>>>>>
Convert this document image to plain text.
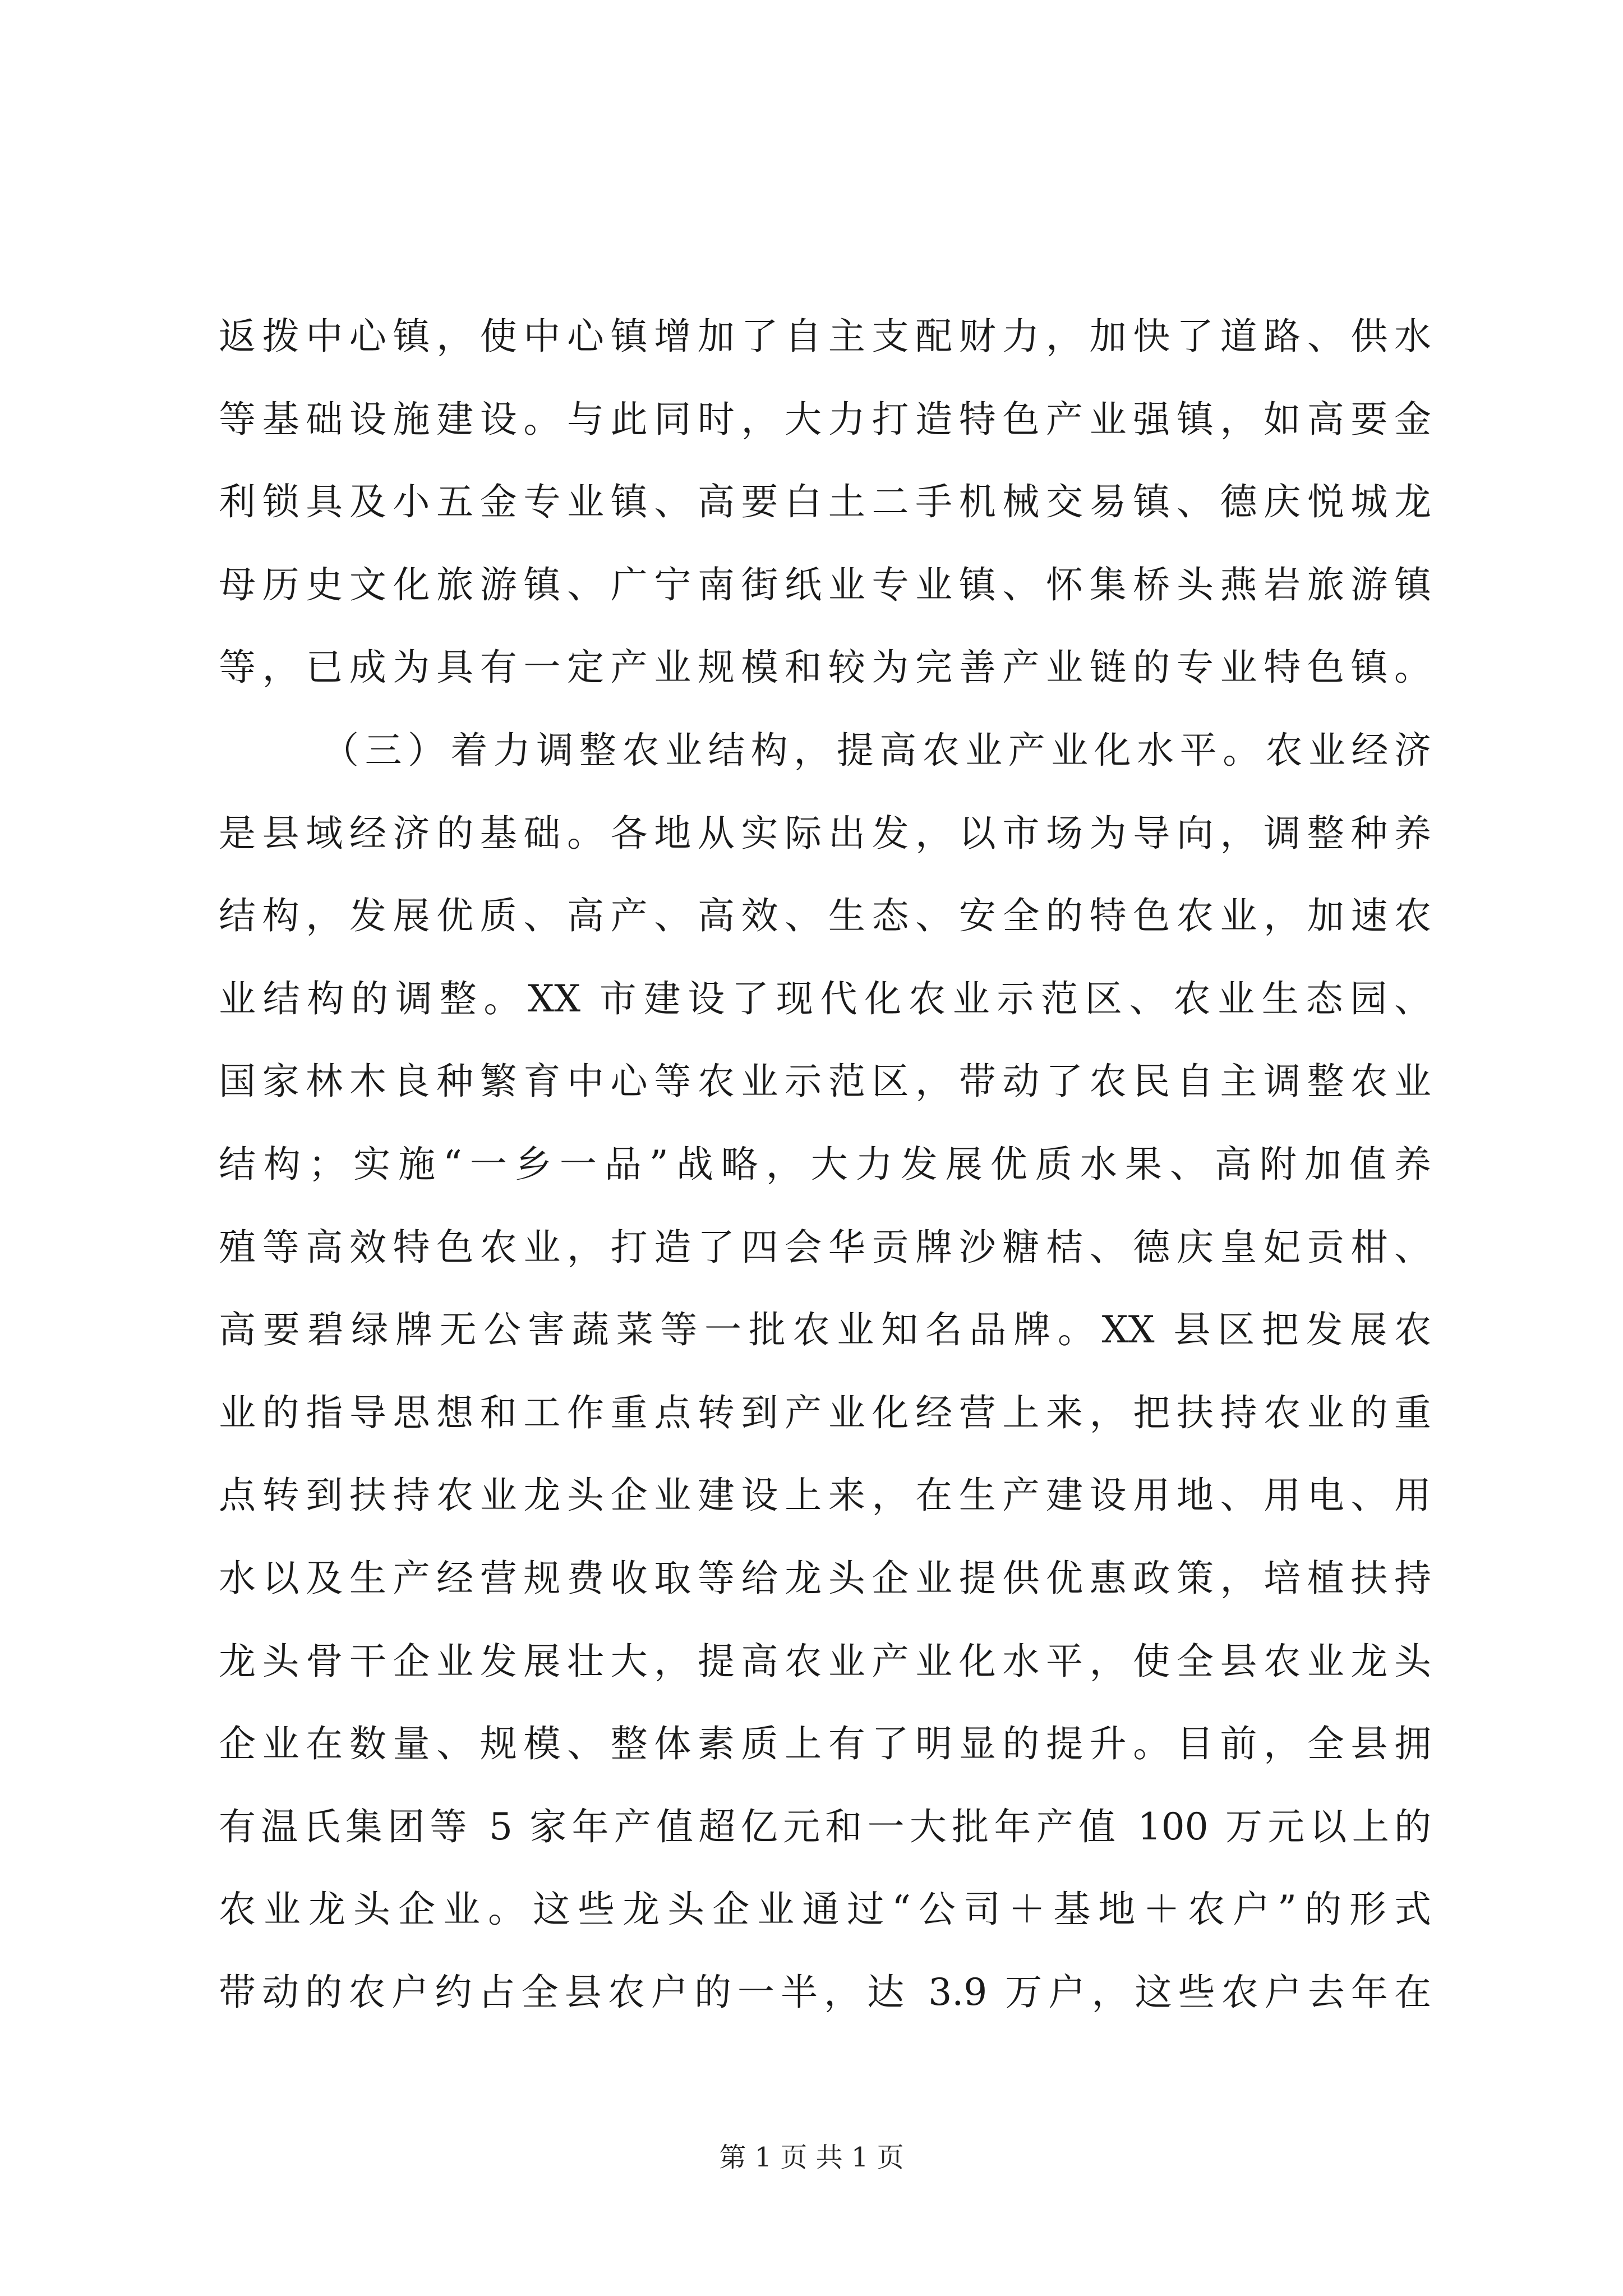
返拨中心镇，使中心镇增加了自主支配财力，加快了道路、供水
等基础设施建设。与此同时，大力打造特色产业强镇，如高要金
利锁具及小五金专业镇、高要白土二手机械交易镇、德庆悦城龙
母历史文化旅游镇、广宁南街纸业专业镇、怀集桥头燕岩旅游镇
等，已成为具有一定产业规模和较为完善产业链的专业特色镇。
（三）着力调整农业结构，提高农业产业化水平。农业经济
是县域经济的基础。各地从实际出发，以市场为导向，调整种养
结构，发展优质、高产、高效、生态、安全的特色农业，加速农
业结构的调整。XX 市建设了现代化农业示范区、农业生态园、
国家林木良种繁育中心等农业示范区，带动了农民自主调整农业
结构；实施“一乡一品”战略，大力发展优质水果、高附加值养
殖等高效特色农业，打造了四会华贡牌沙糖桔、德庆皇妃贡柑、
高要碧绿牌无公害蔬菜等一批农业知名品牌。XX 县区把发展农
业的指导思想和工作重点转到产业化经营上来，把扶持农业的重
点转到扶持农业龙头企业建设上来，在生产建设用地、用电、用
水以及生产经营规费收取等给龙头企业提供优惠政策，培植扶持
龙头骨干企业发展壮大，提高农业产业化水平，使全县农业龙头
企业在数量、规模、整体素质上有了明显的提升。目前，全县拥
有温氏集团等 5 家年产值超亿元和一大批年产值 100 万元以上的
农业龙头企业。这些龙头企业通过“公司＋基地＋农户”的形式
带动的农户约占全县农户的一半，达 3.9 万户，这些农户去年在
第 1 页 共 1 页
<<<<<
>>>>>
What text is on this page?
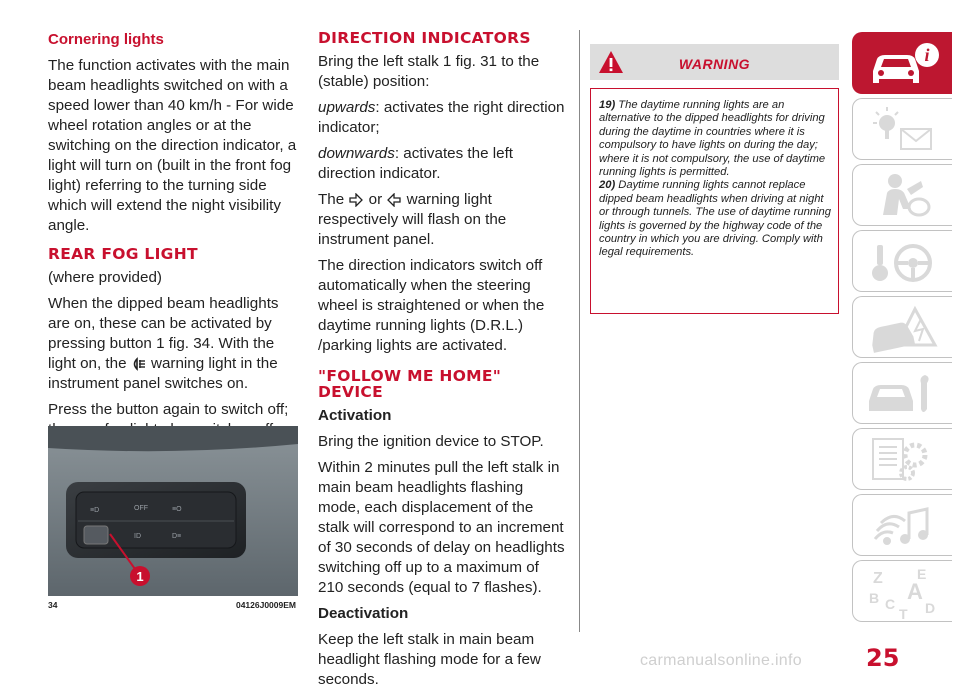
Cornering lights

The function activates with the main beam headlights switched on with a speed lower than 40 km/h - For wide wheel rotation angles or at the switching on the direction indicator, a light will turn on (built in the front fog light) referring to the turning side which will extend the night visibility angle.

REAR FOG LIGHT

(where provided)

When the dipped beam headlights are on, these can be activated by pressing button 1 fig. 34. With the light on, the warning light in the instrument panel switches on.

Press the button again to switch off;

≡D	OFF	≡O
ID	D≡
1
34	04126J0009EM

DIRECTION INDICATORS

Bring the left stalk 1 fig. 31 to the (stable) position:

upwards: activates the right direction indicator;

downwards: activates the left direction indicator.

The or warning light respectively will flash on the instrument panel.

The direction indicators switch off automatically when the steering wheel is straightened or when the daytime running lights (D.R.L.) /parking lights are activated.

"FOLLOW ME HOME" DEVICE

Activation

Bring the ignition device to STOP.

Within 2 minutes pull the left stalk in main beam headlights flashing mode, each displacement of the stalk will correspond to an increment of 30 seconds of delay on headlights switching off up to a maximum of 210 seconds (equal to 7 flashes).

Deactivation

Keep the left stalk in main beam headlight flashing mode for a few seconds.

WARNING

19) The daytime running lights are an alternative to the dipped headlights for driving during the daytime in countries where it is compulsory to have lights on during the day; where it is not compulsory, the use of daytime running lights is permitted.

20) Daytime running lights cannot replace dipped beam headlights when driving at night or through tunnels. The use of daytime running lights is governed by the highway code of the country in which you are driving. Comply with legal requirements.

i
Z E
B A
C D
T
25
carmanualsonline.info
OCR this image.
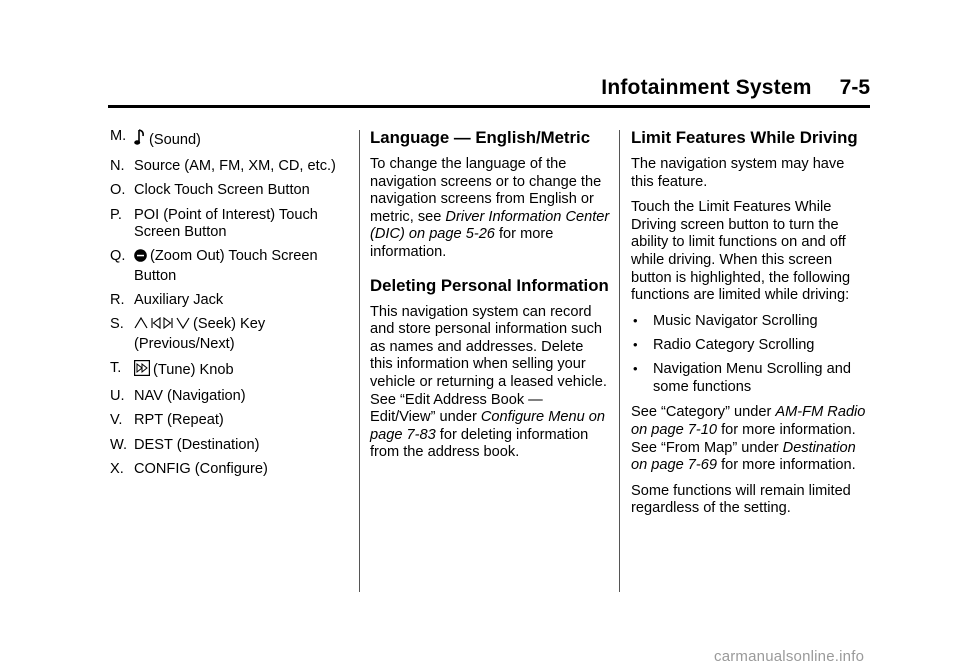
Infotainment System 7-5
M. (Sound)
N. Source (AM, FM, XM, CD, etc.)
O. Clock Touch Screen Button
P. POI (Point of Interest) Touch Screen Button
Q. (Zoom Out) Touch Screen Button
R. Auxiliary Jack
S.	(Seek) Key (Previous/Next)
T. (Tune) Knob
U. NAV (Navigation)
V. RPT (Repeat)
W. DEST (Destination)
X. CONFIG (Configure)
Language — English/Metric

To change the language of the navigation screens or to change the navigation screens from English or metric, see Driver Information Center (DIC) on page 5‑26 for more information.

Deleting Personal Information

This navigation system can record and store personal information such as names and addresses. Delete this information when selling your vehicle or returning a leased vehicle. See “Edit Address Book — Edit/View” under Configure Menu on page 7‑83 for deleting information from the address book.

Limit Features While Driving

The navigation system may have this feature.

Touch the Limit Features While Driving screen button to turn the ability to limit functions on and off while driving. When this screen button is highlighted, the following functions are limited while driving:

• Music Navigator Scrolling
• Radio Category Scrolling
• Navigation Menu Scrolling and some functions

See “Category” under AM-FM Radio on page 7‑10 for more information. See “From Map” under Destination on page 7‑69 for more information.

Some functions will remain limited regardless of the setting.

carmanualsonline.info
<<<<<
§ **The problem**:
Each line in the material either holds the string "limited" or does not. State how many do, and nothing else.

§ **Task solution**:
2